## Required work
Extract each line of the data below exactly as written.

## Stored rows
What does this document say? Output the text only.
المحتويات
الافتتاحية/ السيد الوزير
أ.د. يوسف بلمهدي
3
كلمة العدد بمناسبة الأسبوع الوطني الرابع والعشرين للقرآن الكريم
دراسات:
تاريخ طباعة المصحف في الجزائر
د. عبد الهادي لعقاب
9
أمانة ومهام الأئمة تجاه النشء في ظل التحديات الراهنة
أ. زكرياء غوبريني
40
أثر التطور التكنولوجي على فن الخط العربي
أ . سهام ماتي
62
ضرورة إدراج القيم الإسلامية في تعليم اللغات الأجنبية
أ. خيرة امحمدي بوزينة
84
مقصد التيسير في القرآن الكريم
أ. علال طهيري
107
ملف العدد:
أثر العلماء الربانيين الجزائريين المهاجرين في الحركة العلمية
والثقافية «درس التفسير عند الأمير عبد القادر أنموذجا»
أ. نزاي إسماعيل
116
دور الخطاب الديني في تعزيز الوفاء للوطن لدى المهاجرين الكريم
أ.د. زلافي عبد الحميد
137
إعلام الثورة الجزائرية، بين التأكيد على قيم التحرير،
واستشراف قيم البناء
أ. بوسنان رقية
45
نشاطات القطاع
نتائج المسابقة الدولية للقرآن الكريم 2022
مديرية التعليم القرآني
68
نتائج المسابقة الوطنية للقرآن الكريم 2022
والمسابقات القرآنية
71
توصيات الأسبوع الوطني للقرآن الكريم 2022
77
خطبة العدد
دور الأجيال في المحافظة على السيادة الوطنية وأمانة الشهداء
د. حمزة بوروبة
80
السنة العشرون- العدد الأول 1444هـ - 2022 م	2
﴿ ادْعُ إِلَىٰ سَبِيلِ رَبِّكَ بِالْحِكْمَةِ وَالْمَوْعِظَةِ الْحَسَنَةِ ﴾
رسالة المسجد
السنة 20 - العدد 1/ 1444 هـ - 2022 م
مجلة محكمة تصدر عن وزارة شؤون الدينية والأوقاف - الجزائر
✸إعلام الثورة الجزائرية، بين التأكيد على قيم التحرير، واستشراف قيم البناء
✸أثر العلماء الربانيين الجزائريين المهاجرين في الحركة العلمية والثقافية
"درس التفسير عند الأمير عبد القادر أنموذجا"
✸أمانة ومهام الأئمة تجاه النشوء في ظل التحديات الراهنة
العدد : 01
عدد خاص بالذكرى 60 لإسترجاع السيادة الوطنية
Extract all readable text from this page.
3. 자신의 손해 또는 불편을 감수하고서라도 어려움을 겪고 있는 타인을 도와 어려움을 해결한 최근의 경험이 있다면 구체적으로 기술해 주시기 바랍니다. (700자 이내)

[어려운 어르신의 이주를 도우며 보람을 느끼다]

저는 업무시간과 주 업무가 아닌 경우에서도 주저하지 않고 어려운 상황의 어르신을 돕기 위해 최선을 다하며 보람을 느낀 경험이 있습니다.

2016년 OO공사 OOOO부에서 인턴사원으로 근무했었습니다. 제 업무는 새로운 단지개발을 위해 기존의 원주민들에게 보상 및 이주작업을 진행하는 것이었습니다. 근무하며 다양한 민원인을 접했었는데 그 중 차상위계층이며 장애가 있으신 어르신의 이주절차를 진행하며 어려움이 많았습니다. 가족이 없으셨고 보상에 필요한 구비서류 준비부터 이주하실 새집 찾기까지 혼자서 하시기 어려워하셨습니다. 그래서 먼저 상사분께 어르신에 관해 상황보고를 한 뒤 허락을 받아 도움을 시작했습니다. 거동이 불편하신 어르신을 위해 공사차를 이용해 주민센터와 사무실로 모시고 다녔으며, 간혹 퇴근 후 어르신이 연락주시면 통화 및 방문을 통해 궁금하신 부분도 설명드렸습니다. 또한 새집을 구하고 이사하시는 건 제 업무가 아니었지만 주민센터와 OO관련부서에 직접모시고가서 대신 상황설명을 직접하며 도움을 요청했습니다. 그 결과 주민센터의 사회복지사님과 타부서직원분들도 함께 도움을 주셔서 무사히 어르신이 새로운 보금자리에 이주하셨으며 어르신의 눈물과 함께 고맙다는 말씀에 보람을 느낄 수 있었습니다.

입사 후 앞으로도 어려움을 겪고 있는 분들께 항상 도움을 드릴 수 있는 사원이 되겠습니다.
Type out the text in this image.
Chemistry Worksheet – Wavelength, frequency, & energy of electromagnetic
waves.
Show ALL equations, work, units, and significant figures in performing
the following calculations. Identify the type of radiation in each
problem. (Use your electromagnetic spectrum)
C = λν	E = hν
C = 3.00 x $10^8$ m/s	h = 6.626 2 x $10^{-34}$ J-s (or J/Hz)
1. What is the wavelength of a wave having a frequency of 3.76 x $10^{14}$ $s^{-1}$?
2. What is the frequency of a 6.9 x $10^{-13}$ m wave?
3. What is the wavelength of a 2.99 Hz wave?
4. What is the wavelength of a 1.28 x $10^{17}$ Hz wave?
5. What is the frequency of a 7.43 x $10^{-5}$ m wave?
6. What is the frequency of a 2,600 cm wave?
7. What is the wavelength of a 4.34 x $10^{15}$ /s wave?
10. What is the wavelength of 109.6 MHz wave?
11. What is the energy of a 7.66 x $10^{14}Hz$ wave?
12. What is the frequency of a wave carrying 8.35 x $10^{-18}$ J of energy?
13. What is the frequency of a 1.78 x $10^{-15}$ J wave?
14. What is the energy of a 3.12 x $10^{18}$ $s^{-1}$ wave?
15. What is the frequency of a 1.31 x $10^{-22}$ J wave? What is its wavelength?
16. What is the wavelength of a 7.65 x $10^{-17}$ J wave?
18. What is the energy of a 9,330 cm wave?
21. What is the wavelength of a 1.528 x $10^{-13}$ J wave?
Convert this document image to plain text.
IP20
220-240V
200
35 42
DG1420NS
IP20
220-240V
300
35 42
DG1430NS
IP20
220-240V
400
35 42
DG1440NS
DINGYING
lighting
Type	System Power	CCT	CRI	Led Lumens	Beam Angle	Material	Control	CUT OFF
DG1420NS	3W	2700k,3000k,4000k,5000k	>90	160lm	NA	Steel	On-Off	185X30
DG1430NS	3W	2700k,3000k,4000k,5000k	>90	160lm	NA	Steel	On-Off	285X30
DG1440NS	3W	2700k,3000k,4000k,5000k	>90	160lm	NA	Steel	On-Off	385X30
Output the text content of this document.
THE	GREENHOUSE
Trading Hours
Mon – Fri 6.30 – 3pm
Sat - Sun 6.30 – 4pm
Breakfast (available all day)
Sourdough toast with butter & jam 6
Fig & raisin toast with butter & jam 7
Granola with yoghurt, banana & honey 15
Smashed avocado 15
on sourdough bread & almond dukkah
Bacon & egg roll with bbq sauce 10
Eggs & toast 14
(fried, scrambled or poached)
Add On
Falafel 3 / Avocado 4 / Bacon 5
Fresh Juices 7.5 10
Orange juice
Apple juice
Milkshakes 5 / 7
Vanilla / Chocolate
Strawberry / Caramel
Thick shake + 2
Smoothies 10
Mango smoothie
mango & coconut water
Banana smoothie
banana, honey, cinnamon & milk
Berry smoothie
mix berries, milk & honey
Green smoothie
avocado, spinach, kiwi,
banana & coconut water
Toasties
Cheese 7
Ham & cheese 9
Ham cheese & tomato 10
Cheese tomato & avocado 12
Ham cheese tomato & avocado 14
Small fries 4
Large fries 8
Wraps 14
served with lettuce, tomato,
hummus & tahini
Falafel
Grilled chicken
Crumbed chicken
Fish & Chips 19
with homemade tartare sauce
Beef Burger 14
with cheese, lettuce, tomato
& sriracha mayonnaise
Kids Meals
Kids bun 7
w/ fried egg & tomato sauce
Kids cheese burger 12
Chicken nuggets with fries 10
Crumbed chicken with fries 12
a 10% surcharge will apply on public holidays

## Answer for this exercise
What does this document say? Output the text only.
المحتويات
الافتتاحية/ السيد الوزير
أ.د. يوسف بلمهدي
3
كلمة العدد بمناسبة الأسبوع الوطني الرابع والعشرين للقرآن الكريم
دراسات:
تاريخ طباعة المصحف في الجزائر
د. عبد الهادي لعقاب
9
أمانة ومهام الأئمة تجاه النشء في ظل التحديات الراهنة
أ. زكرياء غوبريني
40
أثر التطور التكنولوجي على فن الخط العربي
أ . سهام ماتي
62
ضرورة إدراج القيم الإسلامية في تعليم اللغات الأجنبية
أ. خيرة امحمدي بوزينة
84
مقصد التيسير في القرآن الكريم
أ. علال طهيري
107
ملف العدد:
أثر العلماء الربانيين الجزائريين المهاجرين في الحركة العلمية
والثقافية «درس التفسير عند الأمير عبد القادر أنموذجا»
أ. نزاي إسماعيل
116
دور الخطاب الديني في تعزيز الوفاء للوطن لدى المهاجرين الكريم
أ.د. زلافي عبد الحميد
137
إعلام الثورة الجزائرية، بين التأكيد على قيم التحرير،
واستشراف قيم البناء
أ. بوسنان رقية
45
نشاطات القطاع
نتائج المسابقة الدولية للقرآن الكريم 2022
مديرية التعليم القرآني
68
نتائج المسابقة الوطنية للقرآن الكريم 2022
والمسابقات القرآنية
71
توصيات الأسبوع الوطني للقرآن الكريم 2022
77
خطبة العدد
دور الأجيال في المحافظة على السيادة الوطنية وأمانة الشهداء
د. حمزة بوروبة
80
السنة العشرون- العدد الأول 1444هـ - 2022 م	2
﴿ ادْعُ إِلَىٰ سَبِيلِ رَبِّكَ بِالْحِكْمَةِ وَالْمَوْعِظَةِ الْحَسَنَةِ ﴾
رسالة المسجد
السنة 20 - العدد 1/ 1444 هـ - 2022 م
مجلة محكمة تصدر عن وزارة شؤون الدينية والأوقاف - الجزائر
✸إعلام الثورة الجزائرية، بين التأكيد على قيم التحرير، واستشراف قيم البناء
✸أثر العلماء الربانيين الجزائريين المهاجرين في الحركة العلمية والثقافية
"درس التفسير عند الأمير عبد القادر أنموذجا"
✸أمانة ومهام الأئمة تجاه النشوء في ظل التحديات الراهنة
العدد : 01
عدد خاص بالذكرى 60 لإسترجاع السيادة الوطنية
Extract all readable text from this page.
3. 자신의 손해 또는 불편을 감수하고서라도 어려움을 겪고 있는 타인을 도와 어려움을 해결한 최근의 경험이 있다면 구체적으로 기술해 주시기 바랍니다. (700자 이내)

[어려운 어르신의 이주를 도우며 보람을 느끼다]

저는 업무시간과 주 업무가 아닌 경우에서도 주저하지 않고 어려운 상황의 어르신을 돕기 위해 최선을 다하며 보람을 느낀 경험이 있습니다.

2016년 OO공사 OOOO부에서 인턴사원으로 근무했었습니다. 제 업무는 새로운 단지개발을 위해 기존의 원주민들에게 보상 및 이주작업을 진행하는 것이었습니다. 근무하며 다양한 민원인을 접했었는데 그 중 차상위계층이며 장애가 있으신 어르신의 이주절차를 진행하며 어려움이 많았습니다. 가족이 없으셨고 보상에 필요한 구비서류 준비부터 이주하실 새집 찾기까지 혼자서 하시기 어려워하셨습니다. 그래서 먼저 상사분께 어르신에 관해 상황보고를 한 뒤 허락을 받아 도움을 시작했습니다. 거동이 불편하신 어르신을 위해 공사차를 이용해 주민센터와 사무실로 모시고 다녔으며, 간혹 퇴근 후 어르신이 연락주시면 통화 및 방문을 통해 궁금하신 부분도 설명드렸습니다. 또한 새집을 구하고 이사하시는 건 제 업무가 아니었지만 주민센터와 OO관련부서에 직접모시고가서 대신 상황설명을 직접하며 도움을 요청했습니다. 그 결과 주민센터의 사회복지사님과 타부서직원분들도 함께 도움을 주셔서 무사히 어르신이 새로운 보금자리에 이주하셨으며 어르신의 눈물과 함께 고맙다는 말씀에 보람을 느낄 수 있었습니다.

입사 후 앞으로도 어려움을 겪고 있는 분들께 항상 도움을 드릴 수 있는 사원이 되겠습니다.
Type out the text in this image.
Chemistry Worksheet – Wavelength, frequency, & energy of electromagnetic
waves.
Show ALL equations, work, units, and significant figures in performing
the following calculations. Identify the type of radiation in each
problem. (Use your electromagnetic spectrum)
C = λν	E = hν
C = 3.00 x $10^8$ m/s	h = 6.626 2 x $10^{-34}$ J-s (or J/Hz)
1. What is the wavelength of a wave having a frequency of 3.76 x $10^{14}$ $s^{-1}$?
2. What is the frequency of a 6.9 x $10^{-13}$ m wave?
3. What is the wavelength of a 2.99 Hz wave?
4. What is the wavelength of a 1.28 x $10^{17}$ Hz wave?
5. What is the frequency of a 7.43 x $10^{-5}$ m wave?
6. What is the frequency of a 2,600 cm wave?
7. What is the wavelength of a 4.34 x $10^{15}$ /s wave?
10. What is the wavelength of 109.6 MHz wave?
11. What is the energy of a 7.66 x $10^{14}Hz$ wave?
12. What is the frequency of a wave carrying 8.35 x $10^{-18}$ J of energy?
13. What is the frequency of a 1.78 x $10^{-15}$ J wave?
14. What is the energy of a 3.12 x $10^{18}$ $s^{-1}$ wave?
15. What is the frequency of a 1.31 x $10^{-22}$ J wave? What is its wavelength?
16. What is the wavelength of a 7.65 x $10^{-17}$ J wave?
18. What is the energy of a 9,330 cm wave?
21. What is the wavelength of a 1.528 x $10^{-13}$ J wave?
Convert this document image to plain text.
IP20
220-240V
200
35 42
DG1420NS
IP20
220-240V
300
35 42
DG1430NS
IP20
220-240V
400
35 42
DG1440NS
DINGYING
lighting
Type	System Power	CCT	CRI	Led Lumens	Beam Angle	Material	Control	CUT OFF
DG1420NS	3W	2700k,3000k,4000k,5000k	>90	160lm	NA	Steel	On-Off	185X30
DG1430NS	3W	2700k,3000k,4000k,5000k	>90	160lm	NA	Steel	On-Off	285X30
DG1440NS	3W	2700k,3000k,4000k,5000k	>90	160lm	NA	Steel	On-Off	385X30
Output the text content of this document.
THE	GREENHOUSE
Trading Hours
Mon – Fri 6.30 – 3pm
Sat - Sun 6.30 – 4pm
Breakfast (available all day)
Sourdough toast with butter & jam 6
Fig & raisin toast with butter & jam 7
Granola with yoghurt, banana & honey 15
Smashed avocado 15
on sourdough bread & almond dukkah
Bacon & egg roll with bbq sauce 10
Eggs & toast 14
(fried, scrambled or poached)
Add On
Falafel 3 / Avocado 4 / Bacon 5
Fresh Juices 7.5 10
Orange juice
Apple juice
Milkshakes 5 / 7
Vanilla / Chocolate
Strawberry / Caramel
Thick shake + 2
Smoothies 10
Mango smoothie
mango & coconut water
Banana smoothie
banana, honey, cinnamon & milk
Berry smoothie
mix berries, milk & honey
Green smoothie
avocado, spinach, kiwi,
banana & coconut water
Toasties
Cheese 7
Ham & cheese 9
Ham cheese & tomato 10
Cheese tomato & avocado 12
Ham cheese tomato & avocado 14
Small fries 4
Large fries 8
Wraps 14
served with lettuce, tomato,
hummus & tahini
Falafel
Grilled chicken
Crumbed chicken
Fish & Chips 19
with homemade tartare sauce
Beef Burger 14
with cheese, lettuce, tomato
& sriracha mayonnaise
Kids Meals
Kids bun 7
w/ fried egg & tomato sauce
Kids cheese burger 12
Chicken nuggets with fries 10
Crumbed chicken with fries 12
a 10% surcharge will apply on public holidays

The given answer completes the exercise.